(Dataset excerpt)
* * * * * * *

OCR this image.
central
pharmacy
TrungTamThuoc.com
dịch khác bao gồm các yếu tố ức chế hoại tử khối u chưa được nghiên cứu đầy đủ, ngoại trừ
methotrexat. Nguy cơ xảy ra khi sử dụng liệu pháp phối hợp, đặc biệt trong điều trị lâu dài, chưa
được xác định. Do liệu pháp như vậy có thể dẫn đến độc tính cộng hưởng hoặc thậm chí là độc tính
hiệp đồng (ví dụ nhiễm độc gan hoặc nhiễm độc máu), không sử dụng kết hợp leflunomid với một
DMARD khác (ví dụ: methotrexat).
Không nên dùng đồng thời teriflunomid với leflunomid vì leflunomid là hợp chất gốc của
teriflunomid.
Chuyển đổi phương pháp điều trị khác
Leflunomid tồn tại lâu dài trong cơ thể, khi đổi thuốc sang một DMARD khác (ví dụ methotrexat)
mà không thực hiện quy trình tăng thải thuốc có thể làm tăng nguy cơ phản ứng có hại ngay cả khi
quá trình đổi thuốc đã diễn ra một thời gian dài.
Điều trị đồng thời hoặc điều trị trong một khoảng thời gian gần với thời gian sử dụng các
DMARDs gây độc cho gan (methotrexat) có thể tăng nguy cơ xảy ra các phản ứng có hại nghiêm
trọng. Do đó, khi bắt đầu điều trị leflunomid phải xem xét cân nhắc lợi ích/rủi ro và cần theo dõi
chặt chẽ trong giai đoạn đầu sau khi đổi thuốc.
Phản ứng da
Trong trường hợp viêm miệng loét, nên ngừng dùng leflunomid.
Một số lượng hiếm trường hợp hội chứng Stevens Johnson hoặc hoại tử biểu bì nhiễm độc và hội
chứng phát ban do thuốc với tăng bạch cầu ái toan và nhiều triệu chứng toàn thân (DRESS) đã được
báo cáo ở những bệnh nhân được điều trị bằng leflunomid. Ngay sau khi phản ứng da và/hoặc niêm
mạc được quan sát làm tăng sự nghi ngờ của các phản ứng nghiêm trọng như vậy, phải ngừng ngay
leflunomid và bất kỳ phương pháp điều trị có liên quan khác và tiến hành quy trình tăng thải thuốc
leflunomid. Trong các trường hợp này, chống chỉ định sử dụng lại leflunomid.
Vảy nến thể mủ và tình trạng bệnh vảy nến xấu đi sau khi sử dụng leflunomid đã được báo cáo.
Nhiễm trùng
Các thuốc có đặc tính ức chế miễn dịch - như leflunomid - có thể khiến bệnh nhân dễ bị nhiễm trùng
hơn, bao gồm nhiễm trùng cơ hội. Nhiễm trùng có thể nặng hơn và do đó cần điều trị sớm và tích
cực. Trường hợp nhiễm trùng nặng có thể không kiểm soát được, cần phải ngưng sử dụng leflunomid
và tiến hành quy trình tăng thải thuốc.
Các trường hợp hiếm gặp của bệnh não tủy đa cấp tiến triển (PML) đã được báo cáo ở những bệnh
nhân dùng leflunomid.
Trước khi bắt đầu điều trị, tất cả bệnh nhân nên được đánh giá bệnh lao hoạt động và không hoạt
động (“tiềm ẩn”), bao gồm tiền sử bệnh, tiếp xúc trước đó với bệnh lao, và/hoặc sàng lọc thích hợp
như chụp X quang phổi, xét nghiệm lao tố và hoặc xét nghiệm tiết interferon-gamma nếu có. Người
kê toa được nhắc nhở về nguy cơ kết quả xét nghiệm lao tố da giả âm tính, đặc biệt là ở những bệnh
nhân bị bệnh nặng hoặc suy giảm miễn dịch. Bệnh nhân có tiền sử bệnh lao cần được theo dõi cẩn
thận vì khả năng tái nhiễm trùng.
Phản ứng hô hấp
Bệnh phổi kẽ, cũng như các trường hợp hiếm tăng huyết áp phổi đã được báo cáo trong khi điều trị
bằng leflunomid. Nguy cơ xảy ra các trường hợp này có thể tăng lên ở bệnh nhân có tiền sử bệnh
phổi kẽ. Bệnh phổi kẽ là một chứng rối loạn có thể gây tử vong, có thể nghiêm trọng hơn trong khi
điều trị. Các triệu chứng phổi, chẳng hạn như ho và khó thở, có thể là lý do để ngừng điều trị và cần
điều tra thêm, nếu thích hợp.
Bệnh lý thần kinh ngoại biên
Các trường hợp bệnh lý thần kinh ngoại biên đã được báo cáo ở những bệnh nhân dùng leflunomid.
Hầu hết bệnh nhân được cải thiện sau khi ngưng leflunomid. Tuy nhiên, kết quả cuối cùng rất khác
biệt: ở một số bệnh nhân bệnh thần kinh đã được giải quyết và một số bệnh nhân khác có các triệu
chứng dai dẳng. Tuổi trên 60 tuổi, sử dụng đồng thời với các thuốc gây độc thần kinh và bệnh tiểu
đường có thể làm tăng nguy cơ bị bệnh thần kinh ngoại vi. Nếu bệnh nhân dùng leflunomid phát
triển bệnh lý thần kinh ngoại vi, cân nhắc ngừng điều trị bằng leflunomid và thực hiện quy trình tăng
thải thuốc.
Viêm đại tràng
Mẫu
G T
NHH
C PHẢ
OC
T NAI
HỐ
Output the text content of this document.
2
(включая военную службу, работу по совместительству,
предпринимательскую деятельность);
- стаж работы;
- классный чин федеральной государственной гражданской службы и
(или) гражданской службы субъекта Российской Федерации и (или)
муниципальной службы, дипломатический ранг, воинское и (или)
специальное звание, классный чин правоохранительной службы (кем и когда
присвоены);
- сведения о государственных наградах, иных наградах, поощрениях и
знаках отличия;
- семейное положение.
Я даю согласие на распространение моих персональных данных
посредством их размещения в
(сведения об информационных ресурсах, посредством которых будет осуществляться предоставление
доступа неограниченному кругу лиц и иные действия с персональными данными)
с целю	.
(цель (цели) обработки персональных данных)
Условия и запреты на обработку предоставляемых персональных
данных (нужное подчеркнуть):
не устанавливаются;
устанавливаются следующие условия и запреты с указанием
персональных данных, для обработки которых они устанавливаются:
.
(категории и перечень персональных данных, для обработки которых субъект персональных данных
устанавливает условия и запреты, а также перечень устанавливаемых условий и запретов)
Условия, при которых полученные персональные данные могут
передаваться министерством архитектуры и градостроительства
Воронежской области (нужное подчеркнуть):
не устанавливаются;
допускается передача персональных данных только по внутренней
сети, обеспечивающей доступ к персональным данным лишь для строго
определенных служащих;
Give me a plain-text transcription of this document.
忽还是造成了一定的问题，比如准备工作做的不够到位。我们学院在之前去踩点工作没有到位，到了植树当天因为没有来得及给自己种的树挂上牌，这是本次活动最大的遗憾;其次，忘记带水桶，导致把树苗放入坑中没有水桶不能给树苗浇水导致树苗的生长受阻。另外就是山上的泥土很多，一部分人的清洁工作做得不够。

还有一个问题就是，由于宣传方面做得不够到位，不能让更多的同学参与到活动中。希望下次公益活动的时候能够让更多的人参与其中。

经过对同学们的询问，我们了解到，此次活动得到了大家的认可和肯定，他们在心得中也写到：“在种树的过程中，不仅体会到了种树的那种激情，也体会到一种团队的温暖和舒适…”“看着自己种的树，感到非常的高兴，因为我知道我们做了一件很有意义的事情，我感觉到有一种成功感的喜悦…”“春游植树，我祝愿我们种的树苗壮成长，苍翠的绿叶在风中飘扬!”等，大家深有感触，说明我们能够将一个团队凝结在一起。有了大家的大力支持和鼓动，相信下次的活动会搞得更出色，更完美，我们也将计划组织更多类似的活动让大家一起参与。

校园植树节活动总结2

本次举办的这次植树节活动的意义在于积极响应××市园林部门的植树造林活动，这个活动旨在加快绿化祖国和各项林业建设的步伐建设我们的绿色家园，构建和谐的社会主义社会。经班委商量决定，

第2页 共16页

* * * * * * *

■ What you need to do: Extract every line that has the string "định" in it.

■ Solved exercise:
được xác định. Do liệu pháp như vậy có thể dẫn đến độc tính cộng hưởng hoặc thậm chí là độc tính
leflunomid. Trong các trường hợp này, chống chỉ định sử dụng lại leflunomid.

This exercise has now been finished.